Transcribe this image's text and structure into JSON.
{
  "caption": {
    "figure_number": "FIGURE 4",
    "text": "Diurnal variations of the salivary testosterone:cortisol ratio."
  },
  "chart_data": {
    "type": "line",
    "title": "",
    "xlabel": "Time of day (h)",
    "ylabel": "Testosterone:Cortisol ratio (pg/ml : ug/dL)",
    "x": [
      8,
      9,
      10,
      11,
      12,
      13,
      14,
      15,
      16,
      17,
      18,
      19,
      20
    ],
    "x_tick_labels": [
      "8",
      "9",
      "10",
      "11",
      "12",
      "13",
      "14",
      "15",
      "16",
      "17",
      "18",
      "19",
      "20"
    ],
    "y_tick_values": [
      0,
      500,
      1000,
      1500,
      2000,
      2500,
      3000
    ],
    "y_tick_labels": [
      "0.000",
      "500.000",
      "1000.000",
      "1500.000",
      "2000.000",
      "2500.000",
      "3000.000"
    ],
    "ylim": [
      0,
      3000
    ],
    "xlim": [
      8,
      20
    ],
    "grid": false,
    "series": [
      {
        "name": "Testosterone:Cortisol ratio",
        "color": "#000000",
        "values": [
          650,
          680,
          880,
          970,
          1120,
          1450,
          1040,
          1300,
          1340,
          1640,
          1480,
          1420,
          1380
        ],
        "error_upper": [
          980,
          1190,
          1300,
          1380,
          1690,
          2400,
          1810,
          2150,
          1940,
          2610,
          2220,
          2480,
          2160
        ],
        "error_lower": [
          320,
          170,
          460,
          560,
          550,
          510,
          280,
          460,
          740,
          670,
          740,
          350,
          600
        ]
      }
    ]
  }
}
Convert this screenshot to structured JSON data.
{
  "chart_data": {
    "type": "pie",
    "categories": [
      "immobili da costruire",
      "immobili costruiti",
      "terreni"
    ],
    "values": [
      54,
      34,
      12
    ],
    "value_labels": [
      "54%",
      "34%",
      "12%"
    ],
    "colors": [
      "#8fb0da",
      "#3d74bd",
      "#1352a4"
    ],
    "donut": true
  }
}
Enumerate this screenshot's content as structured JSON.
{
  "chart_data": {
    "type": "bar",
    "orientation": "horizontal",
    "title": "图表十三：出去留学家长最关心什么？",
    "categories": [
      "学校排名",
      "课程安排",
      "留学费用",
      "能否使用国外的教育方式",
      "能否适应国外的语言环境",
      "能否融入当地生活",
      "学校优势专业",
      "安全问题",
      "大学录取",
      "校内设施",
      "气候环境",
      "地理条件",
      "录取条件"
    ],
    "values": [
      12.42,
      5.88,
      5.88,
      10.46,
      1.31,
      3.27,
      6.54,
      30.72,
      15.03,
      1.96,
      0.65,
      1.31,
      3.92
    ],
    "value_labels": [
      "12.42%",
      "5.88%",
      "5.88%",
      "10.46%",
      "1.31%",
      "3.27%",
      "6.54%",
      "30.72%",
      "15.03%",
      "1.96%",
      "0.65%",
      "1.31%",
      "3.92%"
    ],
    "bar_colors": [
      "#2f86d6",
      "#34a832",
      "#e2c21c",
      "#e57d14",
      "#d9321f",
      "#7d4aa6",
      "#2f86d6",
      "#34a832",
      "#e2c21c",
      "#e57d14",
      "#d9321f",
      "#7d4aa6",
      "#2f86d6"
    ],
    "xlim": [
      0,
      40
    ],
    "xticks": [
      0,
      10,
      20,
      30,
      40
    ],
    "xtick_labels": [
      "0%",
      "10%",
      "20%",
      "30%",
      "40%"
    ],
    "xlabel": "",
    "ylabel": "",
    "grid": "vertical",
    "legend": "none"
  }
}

**Exercise prompt**
Copy out each line of the data containing the string "ylabel".

**Output of the exercise**
    "ylabel": "Testosterone:Cortisol ratio (pg/ml : ug/dL)",
    "ylabel": "",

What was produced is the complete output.